* Source document *

## begin

An SValue points to an expression composed of the ExprNode types defined in Rose/BinaryAnalysis/SymbolicExpression.h, and also stores the set of instructions that were used to define the value. This provides a framework for some simple forms of value-based def-use analysis. See get_defining_instructions() for details.
One sometimes needs to distinguish between registers (or other named storage locations) that contain an "unknown" value versus registers that have not been initialized. By "unknown" we mean a value that has no constraints except for its size (e.g., a register that contains "any 32-bit value"). By "uninitialized" we mean a register that still contains the value that was placed there before we started symbolically evaluating instructions (i.e., a register to which symbolic evaluation hasn't written a new value).
An "unknown" value might be produced by a RISC operation that is unable/unwilling to express its result symbolically. For instance, the RISC "add(A,B)" operation could return an unknown/unconstrained result if either A or B are unknown/unconstrained (in other words, add(A,B) returns C). An unconstrained value is represented by a free variable. ROSE's SymbolicSemantics RISC operations never return unconstrained values, but rather always return a new expression (add(A,B) returns the symbolic expression A+B). However, user-defined subclasses of ROSE's SymbolicSemantics classes might return unconstrained values, and in fact it is quite common for a programmer to first stub out all the RISC operations to return unconstrained values and then gradually implement them as they're required. When a RISC operation returns an unconstrained value, it should set the returned value's defining instructions to the CPU instruction that caused the RISC operation to be called (and possibly the union of the sets of instructions that defined the RISC operation's operands).
An "uninitialized" register (or other storage location) is a register that hasn't ever had a value written to it as a side effect of a machine instruction, and thus still contains the value that was initialially stored there before analysis started (perhaps by a default constructor). Such values will generally be unconstrained (i.e., "unknown" as defined above) but will have an empty defining instruction set. The defining instruction set is empty because the register contains a value that was not generated as the result of simulating some machine instruction.

## end

* Given information *
## begin

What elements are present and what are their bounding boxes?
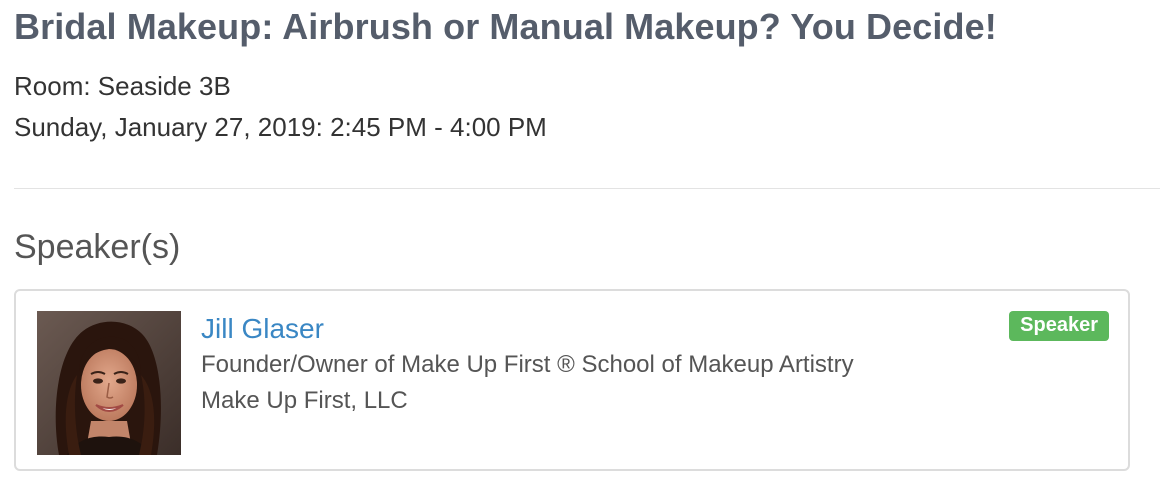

## end

* Problem set *
**A)** According to the passage on SValue, why does an uninitialized register have an empty defining instruction set? Answer in one to three sentences.
**B)** Repeat word for word the part of the SValue passage that starts at "One sometimes needs" and ends after "a new value).".

* Answer set *
**A)** Its defining instruction set is empty because the register holds a value that did not come from simulating a machine instruction. It still holds whatever was stored there before analysis started, perhaps by a default constructor.

**B)**
One sometimes needs to distinguish between registers (or other named storage locations) that contain an "unknown" value versus registers that have not been initialized. By "unknown" we mean a value that has no constraints except for its size (e.g., a register that contains "any 32-bit value"). By "uninitialized" we mean a register that still contains the value that was placed there before we started symbolically evaluating instructions (i.e., a register to which symbolic evaluation hasn't written a new value).